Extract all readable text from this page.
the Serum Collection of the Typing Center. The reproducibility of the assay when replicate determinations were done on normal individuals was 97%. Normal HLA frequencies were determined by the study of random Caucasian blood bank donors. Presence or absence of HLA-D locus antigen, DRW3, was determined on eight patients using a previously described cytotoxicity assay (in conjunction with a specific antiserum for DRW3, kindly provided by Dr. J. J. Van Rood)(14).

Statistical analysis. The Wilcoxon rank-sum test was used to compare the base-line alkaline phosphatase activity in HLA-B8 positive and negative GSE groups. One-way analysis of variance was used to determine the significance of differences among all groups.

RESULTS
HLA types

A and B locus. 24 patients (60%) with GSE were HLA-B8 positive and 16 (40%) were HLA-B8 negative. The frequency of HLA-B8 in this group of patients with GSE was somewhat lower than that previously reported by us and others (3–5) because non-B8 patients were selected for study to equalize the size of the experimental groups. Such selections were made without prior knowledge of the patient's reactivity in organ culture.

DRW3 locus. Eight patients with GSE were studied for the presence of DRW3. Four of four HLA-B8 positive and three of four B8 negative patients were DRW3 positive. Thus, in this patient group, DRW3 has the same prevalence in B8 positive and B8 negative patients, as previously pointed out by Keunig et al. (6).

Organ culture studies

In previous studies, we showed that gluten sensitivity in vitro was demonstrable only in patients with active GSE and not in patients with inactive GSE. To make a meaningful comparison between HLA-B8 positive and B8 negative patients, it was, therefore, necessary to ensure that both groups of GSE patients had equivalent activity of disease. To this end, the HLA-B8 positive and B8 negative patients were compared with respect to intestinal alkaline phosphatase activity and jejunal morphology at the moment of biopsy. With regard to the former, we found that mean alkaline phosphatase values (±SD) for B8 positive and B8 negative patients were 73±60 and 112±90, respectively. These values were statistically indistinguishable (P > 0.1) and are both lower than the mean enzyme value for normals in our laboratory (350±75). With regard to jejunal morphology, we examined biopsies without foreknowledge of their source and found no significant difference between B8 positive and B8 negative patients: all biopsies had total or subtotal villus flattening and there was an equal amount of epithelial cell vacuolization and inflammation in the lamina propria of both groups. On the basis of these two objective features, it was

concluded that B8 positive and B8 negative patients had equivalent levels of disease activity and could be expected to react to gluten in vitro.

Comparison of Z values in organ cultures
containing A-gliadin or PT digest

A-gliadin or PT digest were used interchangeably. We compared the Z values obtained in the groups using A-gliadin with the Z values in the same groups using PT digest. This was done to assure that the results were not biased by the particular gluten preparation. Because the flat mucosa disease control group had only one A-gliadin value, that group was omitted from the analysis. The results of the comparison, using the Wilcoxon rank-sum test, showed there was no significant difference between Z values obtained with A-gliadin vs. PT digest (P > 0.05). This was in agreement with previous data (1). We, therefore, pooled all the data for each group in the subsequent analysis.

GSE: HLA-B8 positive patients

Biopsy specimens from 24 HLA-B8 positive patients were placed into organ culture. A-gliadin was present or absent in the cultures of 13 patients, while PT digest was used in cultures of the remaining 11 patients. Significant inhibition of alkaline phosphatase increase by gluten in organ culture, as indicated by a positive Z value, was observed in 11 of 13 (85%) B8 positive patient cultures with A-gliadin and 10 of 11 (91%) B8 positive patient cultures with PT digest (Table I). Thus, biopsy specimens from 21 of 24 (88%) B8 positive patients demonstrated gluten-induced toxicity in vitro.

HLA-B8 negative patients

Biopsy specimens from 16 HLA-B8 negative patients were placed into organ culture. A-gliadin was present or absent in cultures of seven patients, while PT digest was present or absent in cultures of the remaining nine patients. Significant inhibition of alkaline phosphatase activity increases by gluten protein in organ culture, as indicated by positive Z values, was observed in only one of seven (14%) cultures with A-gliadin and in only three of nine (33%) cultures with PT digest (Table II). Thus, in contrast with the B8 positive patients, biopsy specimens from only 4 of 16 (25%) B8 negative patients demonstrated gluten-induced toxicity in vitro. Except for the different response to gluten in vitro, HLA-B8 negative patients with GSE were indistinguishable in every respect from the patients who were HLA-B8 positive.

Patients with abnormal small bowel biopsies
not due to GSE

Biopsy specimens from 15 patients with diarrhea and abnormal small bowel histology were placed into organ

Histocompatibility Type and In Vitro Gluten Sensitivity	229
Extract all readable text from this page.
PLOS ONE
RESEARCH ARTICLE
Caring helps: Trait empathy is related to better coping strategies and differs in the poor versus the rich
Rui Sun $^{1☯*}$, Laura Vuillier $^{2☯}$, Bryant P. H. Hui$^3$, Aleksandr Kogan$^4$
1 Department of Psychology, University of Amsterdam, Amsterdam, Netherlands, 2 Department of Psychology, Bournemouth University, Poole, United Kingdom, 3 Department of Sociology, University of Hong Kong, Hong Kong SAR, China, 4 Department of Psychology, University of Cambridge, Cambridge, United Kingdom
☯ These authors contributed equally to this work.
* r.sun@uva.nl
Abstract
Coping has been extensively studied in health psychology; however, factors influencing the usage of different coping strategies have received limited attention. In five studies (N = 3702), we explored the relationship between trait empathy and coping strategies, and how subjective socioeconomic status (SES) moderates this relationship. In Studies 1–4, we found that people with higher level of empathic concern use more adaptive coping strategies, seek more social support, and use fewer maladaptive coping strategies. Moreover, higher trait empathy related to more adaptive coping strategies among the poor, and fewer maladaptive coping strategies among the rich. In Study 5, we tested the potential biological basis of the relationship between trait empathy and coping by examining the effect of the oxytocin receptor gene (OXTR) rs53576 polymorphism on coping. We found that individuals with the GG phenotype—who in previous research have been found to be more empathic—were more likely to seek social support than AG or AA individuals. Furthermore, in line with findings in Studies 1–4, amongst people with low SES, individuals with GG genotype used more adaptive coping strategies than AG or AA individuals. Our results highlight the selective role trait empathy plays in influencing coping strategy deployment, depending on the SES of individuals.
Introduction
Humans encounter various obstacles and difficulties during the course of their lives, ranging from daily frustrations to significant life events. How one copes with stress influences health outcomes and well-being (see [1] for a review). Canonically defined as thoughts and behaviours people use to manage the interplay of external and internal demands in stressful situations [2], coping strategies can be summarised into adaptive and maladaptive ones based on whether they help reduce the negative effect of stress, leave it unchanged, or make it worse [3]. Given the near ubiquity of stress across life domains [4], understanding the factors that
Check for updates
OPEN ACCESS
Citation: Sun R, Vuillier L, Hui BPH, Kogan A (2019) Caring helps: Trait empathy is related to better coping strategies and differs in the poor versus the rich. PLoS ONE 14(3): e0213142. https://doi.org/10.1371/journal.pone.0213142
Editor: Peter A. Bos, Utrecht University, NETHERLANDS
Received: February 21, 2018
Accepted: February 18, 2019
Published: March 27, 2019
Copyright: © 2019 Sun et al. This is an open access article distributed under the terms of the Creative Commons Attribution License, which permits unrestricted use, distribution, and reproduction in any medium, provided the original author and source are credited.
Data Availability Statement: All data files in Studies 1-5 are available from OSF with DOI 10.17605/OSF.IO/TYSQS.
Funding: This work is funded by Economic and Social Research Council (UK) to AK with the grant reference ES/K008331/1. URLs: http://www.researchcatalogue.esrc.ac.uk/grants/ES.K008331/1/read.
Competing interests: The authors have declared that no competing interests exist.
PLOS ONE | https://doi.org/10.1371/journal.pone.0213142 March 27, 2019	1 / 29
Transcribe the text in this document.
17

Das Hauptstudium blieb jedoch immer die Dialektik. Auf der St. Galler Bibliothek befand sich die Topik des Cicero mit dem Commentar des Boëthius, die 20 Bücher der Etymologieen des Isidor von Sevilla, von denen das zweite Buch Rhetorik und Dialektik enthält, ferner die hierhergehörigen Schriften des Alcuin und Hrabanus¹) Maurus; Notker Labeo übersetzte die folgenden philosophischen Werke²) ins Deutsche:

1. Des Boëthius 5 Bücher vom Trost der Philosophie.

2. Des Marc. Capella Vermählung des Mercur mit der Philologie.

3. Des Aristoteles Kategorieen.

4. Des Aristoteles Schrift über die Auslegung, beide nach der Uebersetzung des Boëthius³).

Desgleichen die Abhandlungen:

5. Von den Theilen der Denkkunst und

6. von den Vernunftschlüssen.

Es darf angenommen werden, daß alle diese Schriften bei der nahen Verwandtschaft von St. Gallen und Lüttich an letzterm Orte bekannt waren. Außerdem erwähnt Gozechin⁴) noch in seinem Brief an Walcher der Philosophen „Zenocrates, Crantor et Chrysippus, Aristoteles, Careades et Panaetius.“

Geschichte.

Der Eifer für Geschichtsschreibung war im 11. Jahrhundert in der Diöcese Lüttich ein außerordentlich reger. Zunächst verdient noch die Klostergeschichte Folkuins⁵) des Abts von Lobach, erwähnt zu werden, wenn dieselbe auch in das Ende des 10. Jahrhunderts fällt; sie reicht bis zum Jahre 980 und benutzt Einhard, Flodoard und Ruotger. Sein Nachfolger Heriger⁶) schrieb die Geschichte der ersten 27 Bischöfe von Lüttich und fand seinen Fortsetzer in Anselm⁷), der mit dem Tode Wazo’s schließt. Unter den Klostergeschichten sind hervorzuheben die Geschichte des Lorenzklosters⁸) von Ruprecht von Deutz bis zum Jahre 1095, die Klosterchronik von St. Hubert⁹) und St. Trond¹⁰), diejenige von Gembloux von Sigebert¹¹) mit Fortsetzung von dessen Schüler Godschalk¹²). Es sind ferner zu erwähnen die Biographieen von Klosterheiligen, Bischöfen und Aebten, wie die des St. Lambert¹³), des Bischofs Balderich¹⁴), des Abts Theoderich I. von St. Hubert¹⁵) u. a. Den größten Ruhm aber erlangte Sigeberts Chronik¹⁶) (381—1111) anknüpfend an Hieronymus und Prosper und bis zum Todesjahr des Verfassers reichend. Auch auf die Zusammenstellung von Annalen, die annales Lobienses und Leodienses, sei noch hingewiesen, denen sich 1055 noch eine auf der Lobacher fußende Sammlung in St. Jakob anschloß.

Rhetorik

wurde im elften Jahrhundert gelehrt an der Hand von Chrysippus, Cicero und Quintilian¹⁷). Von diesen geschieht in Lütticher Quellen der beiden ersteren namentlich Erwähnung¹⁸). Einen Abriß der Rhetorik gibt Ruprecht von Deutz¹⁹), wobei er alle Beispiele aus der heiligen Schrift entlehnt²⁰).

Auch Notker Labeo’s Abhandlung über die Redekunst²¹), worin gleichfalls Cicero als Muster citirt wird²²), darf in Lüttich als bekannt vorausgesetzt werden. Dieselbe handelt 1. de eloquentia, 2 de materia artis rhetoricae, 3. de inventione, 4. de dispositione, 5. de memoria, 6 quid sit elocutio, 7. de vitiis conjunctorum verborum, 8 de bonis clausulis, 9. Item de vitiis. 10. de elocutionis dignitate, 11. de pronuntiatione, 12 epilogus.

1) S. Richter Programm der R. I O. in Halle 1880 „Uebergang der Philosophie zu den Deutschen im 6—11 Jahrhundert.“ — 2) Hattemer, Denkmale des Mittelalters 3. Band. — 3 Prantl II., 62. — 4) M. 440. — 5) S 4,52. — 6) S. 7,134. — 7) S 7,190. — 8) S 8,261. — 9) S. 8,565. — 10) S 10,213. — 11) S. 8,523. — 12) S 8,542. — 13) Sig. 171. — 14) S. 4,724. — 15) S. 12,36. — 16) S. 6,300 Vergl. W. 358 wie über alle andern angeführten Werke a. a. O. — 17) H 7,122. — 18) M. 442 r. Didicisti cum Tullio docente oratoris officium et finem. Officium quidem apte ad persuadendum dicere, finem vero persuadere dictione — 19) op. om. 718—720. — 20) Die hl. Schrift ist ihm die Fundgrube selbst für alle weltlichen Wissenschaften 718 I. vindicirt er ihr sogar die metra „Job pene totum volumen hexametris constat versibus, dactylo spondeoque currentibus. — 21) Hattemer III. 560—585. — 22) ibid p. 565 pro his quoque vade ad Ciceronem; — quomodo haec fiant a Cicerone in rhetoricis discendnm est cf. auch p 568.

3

■ ■ ■ ■

§ **Assigned task**
Could you give the number of lines in the entries that contain the string "present"? Only the number, please.

§ **Task answer**
2